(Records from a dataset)
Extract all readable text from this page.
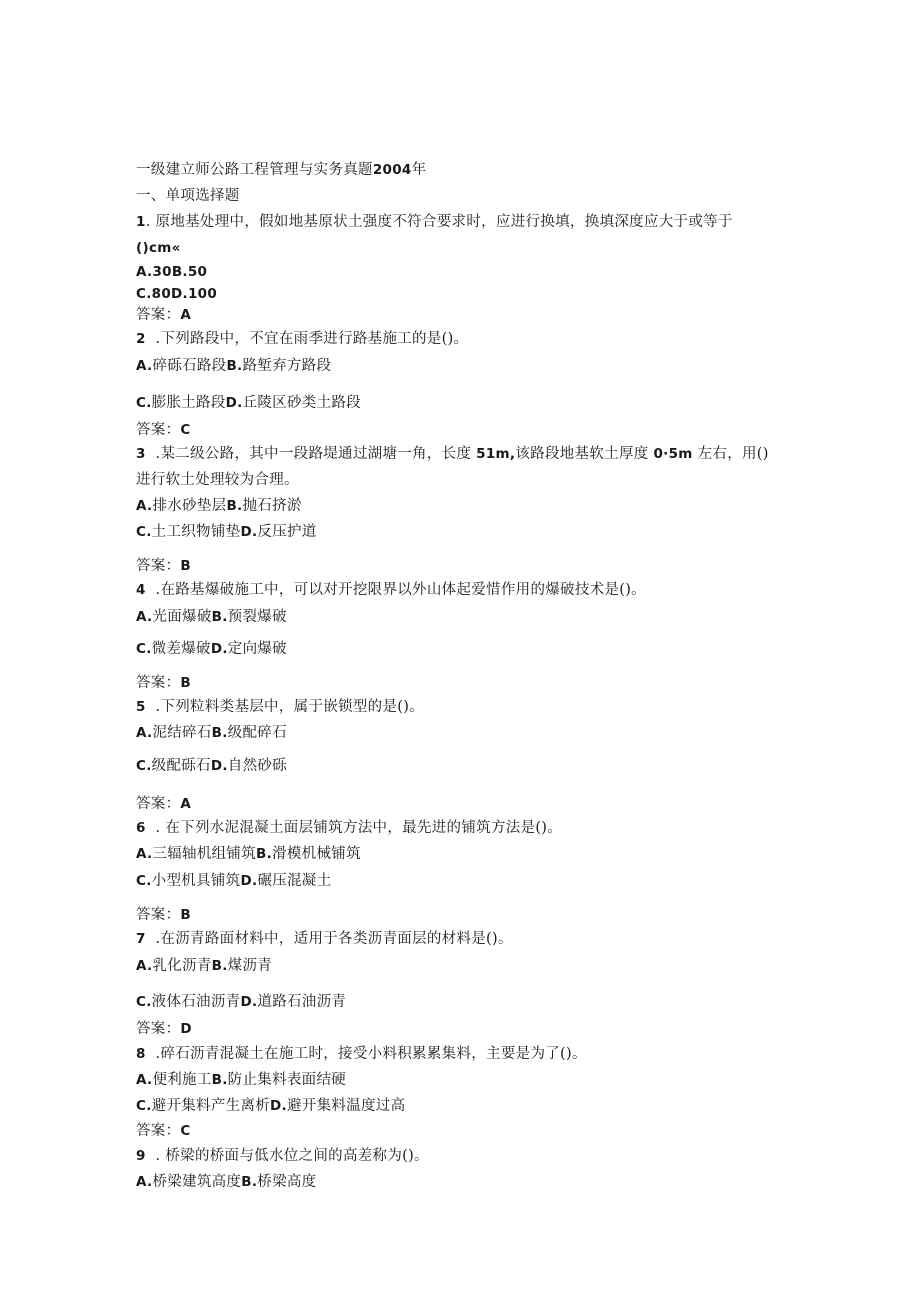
一级建立师公路工程管理与实务真题2004年
一、单项选择题
1. 原地基处理中，假如地基原状土强度不符合要求时，应进行换填，换填深度应大于或等于
()cm«
A.30B.50
C.80D.100
答案：A
2 .下列路段中，不宜在雨季进行路基施工的是()。
A.碎砾石路段B.路堑弃方路段
C.膨胀土路段D.丘陵区砂类土路段
答案：C
3 .某二级公路，其中一段路堤通过湖塘一角，长度 51m,该路段地基软土厚度 0·5m 左右，用()
进行软土处理较为合理。
A.排水砂垫层B.抛石挤淤
C.土工织物铺垫D.反压护道
答案：B
4 .在路基爆破施工中，可以对开挖限界以外山体起爱惜作用的爆破技术是()。
A.光面爆破B.预裂爆破
C.微差爆破D.定向爆破
答案：B
5 .下列粒料类基层中，属于嵌锁型的是()。
A.泥结碎石B.级配碎石
C.级配砾石D.自然砂砾
答案：A
6 . 在下列水泥混凝土面层铺筑方法中，最先进的铺筑方法是()。
A.三辐轴机组铺筑B.滑模机械铺筑
C.小型机具铺筑D.碾压混凝土
答案：B
7 .在沥青路面材料中，适用于各类沥青面层的材料是()。
A.乳化沥青B.煤沥青
C.液体石油沥青D.道路石油沥青
答案：D
8 .碎石沥青混凝土在施工时，接受小料积累累集料，主要是为了()。
A.便利施工B.防止集料表面结硬
C.避开集料产生离析D.避开集料温度过高
答案：C
9 . 桥梁的桥面与低水位之间的高差称为()。
A.桥梁建筑高度B.桥梁高度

(Given request) Pictures in the records must not appear in the copy; transcribe everything else precisely.

(Solution for this problem)
Extract all readable text from this page.
一级建立师公路工程管理与实务真题2004年
一、单项选择题
1. 原地基处理中，假如地基原状土强度不符合要求时，应进行换填，换填深度应大于或等于
()cm«
A.30B.50
C.80D.100
答案：A
2 .下列路段中，不宜在雨季进行路基施工的是()。
A.碎砾石路段B.路堑弃方路段
C.膨胀土路段D.丘陵区砂类土路段
答案：C
3 .某二级公路，其中一段路堤通过湖塘一角，长度 51m,该路段地基软土厚度 0·5m 左右，用()
进行软土处理较为合理。
A.排水砂垫层B.抛石挤淤
C.土工织物铺垫D.反压护道
答案：B
4 .在路基爆破施工中，可以对开挖限界以外山体起爱惜作用的爆破技术是()。
A.光面爆破B.预裂爆破
C.微差爆破D.定向爆破
答案：B
5 .下列粒料类基层中，属于嵌锁型的是()。
A.泥结碎石B.级配碎石
C.级配砾石D.自然砂砾
答案：A
6 . 在下列水泥混凝土面层铺筑方法中，最先进的铺筑方法是()。
A.三辐轴机组铺筑B.滑模机械铺筑
C.小型机具铺筑D.碾压混凝土
答案：B
7 .在沥青路面材料中，适用于各类沥青面层的材料是()。
A.乳化沥青B.煤沥青
C.液体石油沥青D.道路石油沥青
答案：D
8 .碎石沥青混凝土在施工时，接受小料积累累集料，主要是为了()。
A.便利施工B.防止集料表面结硬
C.避开集料产生离析D.避开集料温度过高
答案：C
9 . 桥梁的桥面与低水位之间的高差称为()。
A.桥梁建筑高度B.桥梁高度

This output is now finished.